### Job 1
Answer these from the passage on pipe tobacco moisture:
(a) Which manufacturer's blends are often packed at the optimal smoking moisture?
(b) Which blends are described as sopping wet and improved with hours of drying time?
(c) What is the general recommendation to dry usually a response to?

### Extract to read
No need to care what others think though, it's extraordinarily easy to experiment and determine what suits you best. I don't care if you squeeze an oz of fluid out of a bowl of tobacco you smoke. If that's what gives you enjoyment, have a happy.


The Bard Of Barlings
Jun 15, 2013
I arrived at my solutions through experimentation with different moisture levels for different blends. I do what works for me. It might not work for someone else.

Since I primarily smoke Virginias, I find that drying down the tobacco provides me with greater flavors. How dry? That may vary a little, but generally it's just shy of bone dry, dry to the touch when squeezed, no sense of moisture against my skin rising in the squeezed tobacco, but still pliant it a little crispy. But some Virginia blends do well with a little more moisture. And aromatic, or semi armatics seem to have more of that topping preserved with more moisture. English/Balkan/Oriental blends are very forgiving as their leaves are relative flavor bombs, so moisture level is less of a concern for me.

It also varies with the manufacturer. Hearth and Home blends are often packed at the optimal smoking moisture, while Gawith blends are sopping wet and improved with hours of drying time.

I would tell anyone to try a blend at different moisture levels to see what happens with that blend.
For optimal flavor, I want to slow smoke the blend so that it just simmers around the glowing cherry, on the verge of going out. Snorking also helps.


Jul 10, 2018
Las Vegas
I find that the general recommendation to dry is usually a response to requests for help keeping a pipe lit and specific recommendations are usually in response to questions about a specific blend.

### Data supplied
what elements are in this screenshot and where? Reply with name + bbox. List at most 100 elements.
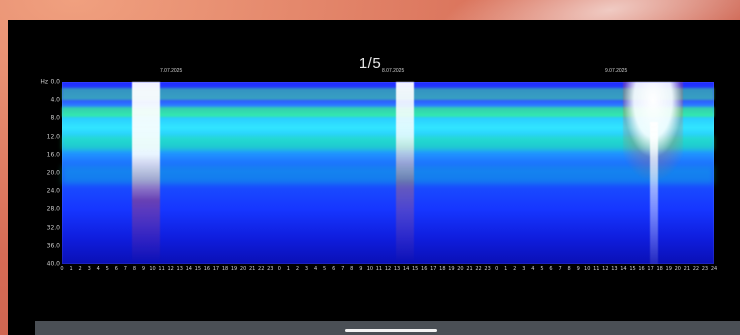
---
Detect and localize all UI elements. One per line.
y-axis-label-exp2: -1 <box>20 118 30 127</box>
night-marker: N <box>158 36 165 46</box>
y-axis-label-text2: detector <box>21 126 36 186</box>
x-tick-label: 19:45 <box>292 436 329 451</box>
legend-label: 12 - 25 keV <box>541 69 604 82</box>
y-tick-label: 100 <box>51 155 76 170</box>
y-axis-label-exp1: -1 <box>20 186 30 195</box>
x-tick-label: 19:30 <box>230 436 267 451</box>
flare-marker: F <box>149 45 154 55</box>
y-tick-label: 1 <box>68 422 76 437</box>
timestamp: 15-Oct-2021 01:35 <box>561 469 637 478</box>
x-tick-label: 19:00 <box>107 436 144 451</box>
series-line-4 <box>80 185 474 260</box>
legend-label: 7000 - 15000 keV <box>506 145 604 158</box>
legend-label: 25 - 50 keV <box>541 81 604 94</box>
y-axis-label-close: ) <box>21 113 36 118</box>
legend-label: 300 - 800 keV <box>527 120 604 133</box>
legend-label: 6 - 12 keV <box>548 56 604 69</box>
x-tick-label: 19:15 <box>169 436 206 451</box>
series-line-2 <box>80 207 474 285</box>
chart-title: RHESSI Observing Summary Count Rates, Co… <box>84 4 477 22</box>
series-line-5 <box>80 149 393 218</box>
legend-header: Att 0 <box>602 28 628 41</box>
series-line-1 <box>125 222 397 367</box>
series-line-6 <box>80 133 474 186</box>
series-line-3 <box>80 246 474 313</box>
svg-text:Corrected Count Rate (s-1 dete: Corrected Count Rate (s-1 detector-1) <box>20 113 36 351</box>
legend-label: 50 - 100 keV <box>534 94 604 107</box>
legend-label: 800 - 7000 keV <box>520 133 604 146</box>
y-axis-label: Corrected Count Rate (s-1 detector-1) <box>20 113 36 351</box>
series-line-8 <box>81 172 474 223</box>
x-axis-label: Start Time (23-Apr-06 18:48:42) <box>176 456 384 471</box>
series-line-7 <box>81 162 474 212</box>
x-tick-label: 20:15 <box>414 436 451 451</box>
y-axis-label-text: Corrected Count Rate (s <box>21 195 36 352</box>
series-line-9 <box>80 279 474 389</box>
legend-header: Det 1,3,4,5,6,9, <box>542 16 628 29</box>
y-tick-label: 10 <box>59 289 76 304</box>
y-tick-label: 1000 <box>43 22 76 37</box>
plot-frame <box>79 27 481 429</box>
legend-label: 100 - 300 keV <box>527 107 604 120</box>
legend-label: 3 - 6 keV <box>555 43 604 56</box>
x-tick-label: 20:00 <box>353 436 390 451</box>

### Job 2
Reproduce the part of the records that opens with the line containing "Detect and localize" and closes with the line containing "x-tick-label: 20:00 <box>353", both lines included.

### Full answer 1
(a) Hearth and Home.
(b) Gawith blends.
(c) Requests for help keeping a pipe lit.

### Full answer 2
Detect and localize all UI elements. One per line.
y-axis-label-exp2: -1 <box>20 118 30 127</box>
night-marker: N <box>158 36 165 46</box>
y-axis-label-text2: detector <box>21 126 36 186</box>
x-tick-label: 19:45 <box>292 436 329 451</box>
legend-label: 12 - 25 keV <box>541 69 604 82</box>
y-tick-label: 100 <box>51 155 76 170</box>
y-axis-label-exp1: -1 <box>20 186 30 195</box>
x-tick-label: 19:30 <box>230 436 267 451</box>
flare-marker: F <box>149 45 154 55</box>
y-tick-label: 1 <box>68 422 76 437</box>
timestamp: 15-Oct-2021 01:35 <box>561 469 637 478</box>
x-tick-label: 19:00 <box>107 436 144 451</box>
series-line-4 <box>80 185 474 260</box>
legend-label: 7000 - 15000 keV <box>506 145 604 158</box>
legend-label: 25 - 50 keV <box>541 81 604 94</box>
y-axis-label-close: ) <box>21 113 36 118</box>
legend-label: 300 - 800 keV <box>527 120 604 133</box>
legend-label: 6 - 12 keV <box>548 56 604 69</box>
x-tick-label: 19:15 <box>169 436 206 451</box>
series-line-2 <box>80 207 474 285</box>
chart-title: RHESSI Observing Summary Count Rates, Co… <box>84 4 477 22</box>
series-line-5 <box>80 149 393 218</box>
legend-header: Att 0 <box>602 28 628 41</box>
series-line-1 <box>125 222 397 367</box>
series-line-6 <box>80 133 474 186</box>
series-line-3 <box>80 246 474 313</box>
svg-text:Corrected Count Rate (s-1 dete: Corrected Count Rate (s-1 detector-1) <box>20 113 36 351</box>
legend-label: 50 - 100 keV <box>534 94 604 107</box>
legend-label: 800 - 7000 keV <box>520 133 604 146</box>
y-axis-label: Corrected Count Rate (s-1 detector-1) <box>20 113 36 351</box>
series-line-8 <box>81 172 474 223</box>
x-axis-label: Start Time (23-Apr-06 18:48:42) <box>176 456 384 471</box>
series-line-7 <box>81 162 474 212</box>
x-tick-label: 20:15 <box>414 436 451 451</box>
y-axis-label-text: Corrected Count Rate (s <box>21 195 36 352</box>
series-line-9 <box>80 279 474 389</box>
legend-header: Det 1,3,4,5,6,9, <box>542 16 628 29</box>
y-tick-label: 10 <box>59 289 76 304</box>
y-tick-label: 1000 <box>43 22 76 37</box>
plot-frame <box>79 27 481 429</box>
legend-label: 100 - 300 keV <box>527 107 604 120</box>
legend-label: 3 - 6 keV <box>555 43 604 56</box>
x-tick-label: 20:00 <box>353 436 390 451</box>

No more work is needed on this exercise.